Requirement
For every line in the records that has the word "Shipments", make a copy.

Extracted data
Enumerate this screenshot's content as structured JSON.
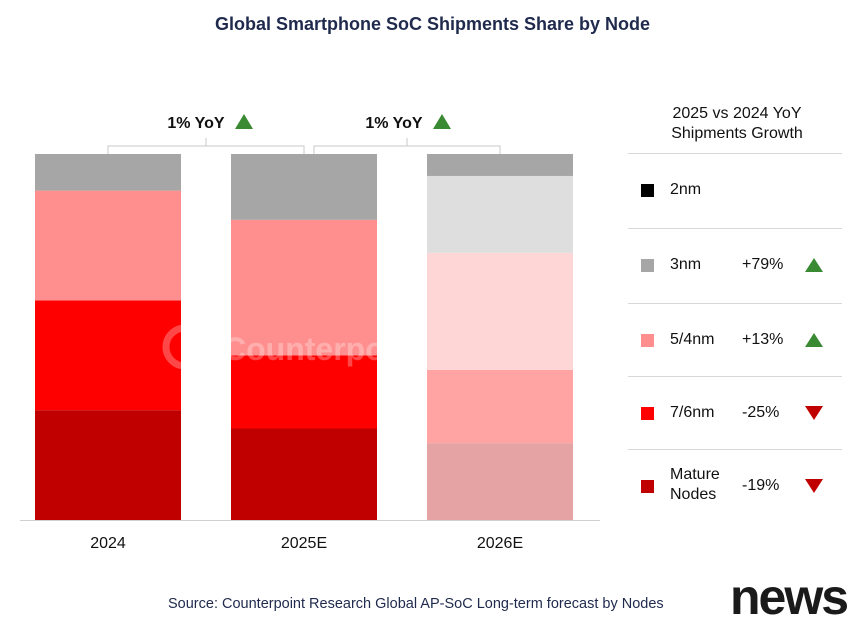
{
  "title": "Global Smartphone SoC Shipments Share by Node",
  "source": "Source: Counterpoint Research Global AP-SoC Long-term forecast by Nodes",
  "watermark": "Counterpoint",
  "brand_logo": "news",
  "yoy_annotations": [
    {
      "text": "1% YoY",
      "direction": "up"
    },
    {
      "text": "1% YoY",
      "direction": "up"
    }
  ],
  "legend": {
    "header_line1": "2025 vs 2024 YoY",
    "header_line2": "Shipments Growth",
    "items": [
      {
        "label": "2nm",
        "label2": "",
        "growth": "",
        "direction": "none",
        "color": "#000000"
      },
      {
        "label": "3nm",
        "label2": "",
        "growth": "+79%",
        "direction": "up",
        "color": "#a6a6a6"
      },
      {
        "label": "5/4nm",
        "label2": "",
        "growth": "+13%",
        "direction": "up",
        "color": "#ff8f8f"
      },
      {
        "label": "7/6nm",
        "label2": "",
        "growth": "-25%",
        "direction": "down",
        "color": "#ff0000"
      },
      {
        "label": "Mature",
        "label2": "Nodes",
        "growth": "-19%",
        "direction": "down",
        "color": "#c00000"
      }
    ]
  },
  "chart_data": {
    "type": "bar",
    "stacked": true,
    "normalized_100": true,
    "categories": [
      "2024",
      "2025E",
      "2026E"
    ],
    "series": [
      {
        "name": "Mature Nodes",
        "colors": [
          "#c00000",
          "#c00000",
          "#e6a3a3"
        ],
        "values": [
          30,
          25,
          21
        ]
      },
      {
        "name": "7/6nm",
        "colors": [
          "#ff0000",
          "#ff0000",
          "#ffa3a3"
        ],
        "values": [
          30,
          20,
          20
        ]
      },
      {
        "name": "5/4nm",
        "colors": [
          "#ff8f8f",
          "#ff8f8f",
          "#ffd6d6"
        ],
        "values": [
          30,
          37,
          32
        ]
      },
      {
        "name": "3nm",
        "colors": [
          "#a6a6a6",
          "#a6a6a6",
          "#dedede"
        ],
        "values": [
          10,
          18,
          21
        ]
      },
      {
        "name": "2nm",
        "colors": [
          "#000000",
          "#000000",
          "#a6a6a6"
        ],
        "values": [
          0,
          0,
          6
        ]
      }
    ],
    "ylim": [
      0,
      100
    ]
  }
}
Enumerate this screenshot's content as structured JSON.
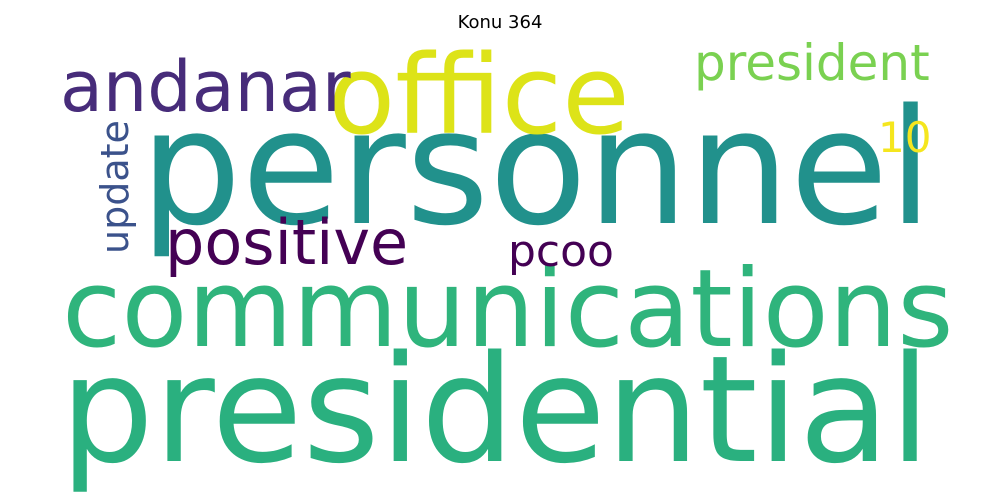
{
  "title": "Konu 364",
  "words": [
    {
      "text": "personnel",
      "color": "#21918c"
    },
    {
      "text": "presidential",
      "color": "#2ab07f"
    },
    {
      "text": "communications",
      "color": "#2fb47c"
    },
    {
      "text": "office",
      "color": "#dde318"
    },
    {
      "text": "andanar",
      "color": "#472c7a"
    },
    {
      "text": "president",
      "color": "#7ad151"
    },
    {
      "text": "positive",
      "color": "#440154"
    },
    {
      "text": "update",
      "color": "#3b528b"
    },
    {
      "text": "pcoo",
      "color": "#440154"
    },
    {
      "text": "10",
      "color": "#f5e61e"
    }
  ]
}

Completed task
  "title": "Global Smartphone SoC Shipments Share by Node",
    "header_line2": "Shipments Growth",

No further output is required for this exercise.